OBJECTIVE:
Repeat each line word for word.

Saved data entries:
- - - -

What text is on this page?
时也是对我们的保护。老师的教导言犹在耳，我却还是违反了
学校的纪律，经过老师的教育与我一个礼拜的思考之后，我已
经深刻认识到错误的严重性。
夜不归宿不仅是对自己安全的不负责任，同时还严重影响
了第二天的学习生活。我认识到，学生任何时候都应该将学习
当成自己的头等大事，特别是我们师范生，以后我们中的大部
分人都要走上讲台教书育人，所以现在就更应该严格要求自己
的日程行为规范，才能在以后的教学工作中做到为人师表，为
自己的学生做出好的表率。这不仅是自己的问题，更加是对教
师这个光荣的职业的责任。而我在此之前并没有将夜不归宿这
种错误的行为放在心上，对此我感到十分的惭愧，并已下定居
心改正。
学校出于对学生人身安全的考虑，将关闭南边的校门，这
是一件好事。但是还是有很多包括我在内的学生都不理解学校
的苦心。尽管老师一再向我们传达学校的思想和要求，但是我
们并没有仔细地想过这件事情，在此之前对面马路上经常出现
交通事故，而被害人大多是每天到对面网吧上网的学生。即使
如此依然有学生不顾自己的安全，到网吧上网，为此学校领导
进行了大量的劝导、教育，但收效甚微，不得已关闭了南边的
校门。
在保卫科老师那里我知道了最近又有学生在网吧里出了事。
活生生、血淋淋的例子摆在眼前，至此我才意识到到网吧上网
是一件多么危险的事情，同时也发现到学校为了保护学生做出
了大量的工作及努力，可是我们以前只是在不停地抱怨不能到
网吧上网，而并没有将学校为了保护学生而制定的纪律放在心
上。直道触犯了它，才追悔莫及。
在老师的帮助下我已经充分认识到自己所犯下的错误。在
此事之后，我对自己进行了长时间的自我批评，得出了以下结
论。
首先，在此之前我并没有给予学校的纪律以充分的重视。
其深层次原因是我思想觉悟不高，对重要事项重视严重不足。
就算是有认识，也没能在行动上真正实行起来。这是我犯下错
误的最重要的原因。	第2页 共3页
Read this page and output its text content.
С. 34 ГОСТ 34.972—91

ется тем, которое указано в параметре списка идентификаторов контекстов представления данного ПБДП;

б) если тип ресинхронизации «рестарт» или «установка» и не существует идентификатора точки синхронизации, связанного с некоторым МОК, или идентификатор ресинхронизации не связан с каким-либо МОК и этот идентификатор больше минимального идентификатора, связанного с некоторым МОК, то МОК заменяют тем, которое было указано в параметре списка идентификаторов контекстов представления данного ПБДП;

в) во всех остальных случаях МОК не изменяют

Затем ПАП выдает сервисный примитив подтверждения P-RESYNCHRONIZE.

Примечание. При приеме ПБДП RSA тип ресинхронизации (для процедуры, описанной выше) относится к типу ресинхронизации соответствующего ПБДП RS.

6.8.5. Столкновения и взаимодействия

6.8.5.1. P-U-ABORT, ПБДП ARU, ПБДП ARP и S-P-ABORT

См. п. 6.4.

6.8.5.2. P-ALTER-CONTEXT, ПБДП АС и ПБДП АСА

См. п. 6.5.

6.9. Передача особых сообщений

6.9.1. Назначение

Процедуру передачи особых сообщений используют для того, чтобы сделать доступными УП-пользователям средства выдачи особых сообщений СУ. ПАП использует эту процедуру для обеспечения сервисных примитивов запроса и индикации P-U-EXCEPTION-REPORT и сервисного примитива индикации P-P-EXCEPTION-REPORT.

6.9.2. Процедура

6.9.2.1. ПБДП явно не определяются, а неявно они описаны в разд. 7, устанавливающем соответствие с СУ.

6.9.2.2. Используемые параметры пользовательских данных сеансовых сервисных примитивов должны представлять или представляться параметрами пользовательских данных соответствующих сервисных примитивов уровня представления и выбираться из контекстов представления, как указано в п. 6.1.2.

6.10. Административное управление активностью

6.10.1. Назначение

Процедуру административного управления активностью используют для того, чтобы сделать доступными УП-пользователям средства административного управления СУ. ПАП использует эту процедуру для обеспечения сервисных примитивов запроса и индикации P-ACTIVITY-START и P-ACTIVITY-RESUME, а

- - - -

EXERCISE RESULT:
What text is on this page?
时也是对我们的保护。老师的教导言犹在耳，我却还是违反了
学校的纪律，经过老师的教育与我一个礼拜的思考之后，我已
经深刻认识到错误的严重性。
夜不归宿不仅是对自己安全的不负责任，同时还严重影响
了第二天的学习生活。我认识到，学生任何时候都应该将学习
当成自己的头等大事，特别是我们师范生，以后我们中的大部
分人都要走上讲台教书育人，所以现在就更应该严格要求自己
的日程行为规范，才能在以后的教学工作中做到为人师表，为
自己的学生做出好的表率。这不仅是自己的问题，更加是对教
师这个光荣的职业的责任。而我在此之前并没有将夜不归宿这
种错误的行为放在心上，对此我感到十分的惭愧，并已下定居
心改正。
学校出于对学生人身安全的考虑，将关闭南边的校门，这
是一件好事。但是还是有很多包括我在内的学生都不理解学校
的苦心。尽管老师一再向我们传达学校的思想和要求，但是我
们并没有仔细地想过这件事情，在此之前对面马路上经常出现
交通事故，而被害人大多是每天到对面网吧上网的学生。即使
如此依然有学生不顾自己的安全，到网吧上网，为此学校领导
进行了大量的劝导、教育，但收效甚微，不得已关闭了南边的
校门。
在保卫科老师那里我知道了最近又有学生在网吧里出了事。
活生生、血淋淋的例子摆在眼前，至此我才意识到到网吧上网
是一件多么危险的事情，同时也发现到学校为了保护学生做出
了大量的工作及努力，可是我们以前只是在不停地抱怨不能到
网吧上网，而并没有将学校为了保护学生而制定的纪律放在心
上。直道触犯了它，才追悔莫及。
在老师的帮助下我已经充分认识到自己所犯下的错误。在
此事之后，我对自己进行了长时间的自我批评，得出了以下结
论。
首先，在此之前我并没有给予学校的纪律以充分的重视。
其深层次原因是我思想觉悟不高，对重要事项重视严重不足。
就算是有认识，也没能在行动上真正实行起来。这是我犯下错
误的最重要的原因。	第2页 共3页
Read this page and output its text content.
С. 34 ГОСТ 34.972—91

ется тем, которое указано в параметре списка идентификаторов контекстов представления данного ПБДП;

б) если тип ресинхронизации «рестарт» или «установка» и не существует идентификатора точки синхронизации, связанного с некоторым МОК, или идентификатор ресинхронизации не связан с каким-либо МОК и этот идентификатор больше минимального идентификатора, связанного с некоторым МОК, то МОК заменяют тем, которое было указано в параметре списка идентификаторов контекстов представления данного ПБДП;

в) во всех остальных случаях МОК не изменяют

Затем ПАП выдает сервисный примитив подтверждения P-RESYNCHRONIZE.

Примечание. При приеме ПБДП RSA тип ресинхронизации (для процедуры, описанной выше) относится к типу ресинхронизации соответствующего ПБДП RS.

6.8.5. Столкновения и взаимодействия

6.8.5.1. P-U-ABORT, ПБДП ARU, ПБДП ARP и S-P-ABORT

См. п. 6.4.

6.8.5.2. P-ALTER-CONTEXT, ПБДП АС и ПБДП АСА

См. п. 6.5.

6.9. Передача особых сообщений

6.9.1. Назначение

Процедуру передачи особых сообщений используют для того, чтобы сделать доступными УП-пользователям средства выдачи особых сообщений СУ. ПАП использует эту процедуру для обеспечения сервисных примитивов запроса и индикации P-U-EXCEPTION-REPORT и сервисного примитива индикации P-P-EXCEPTION-REPORT.

6.9.2. Процедура

6.9.2.1. ПБДП явно не определяются, а неявно они описаны в разд. 7, устанавливающем соответствие с СУ.

6.9.2.2. Используемые параметры пользовательских данных сеансовых сервисных примитивов должны представлять или представляться параметрами пользовательских данных соответствующих сервисных примитивов уровня представления и выбираться из контекстов представления, как указано в п. 6.1.2.

6.10. Административное управление активностью

6.10.1. Назначение

Процедуру административного управления активностью используют для того, чтобы сделать доступными УП-пользователям средства административного управления СУ. ПАП использует эту процедуру для обеспечения сервисных примитивов запроса и индикации P-ACTIVITY-START и P-ACTIVITY-RESUME, а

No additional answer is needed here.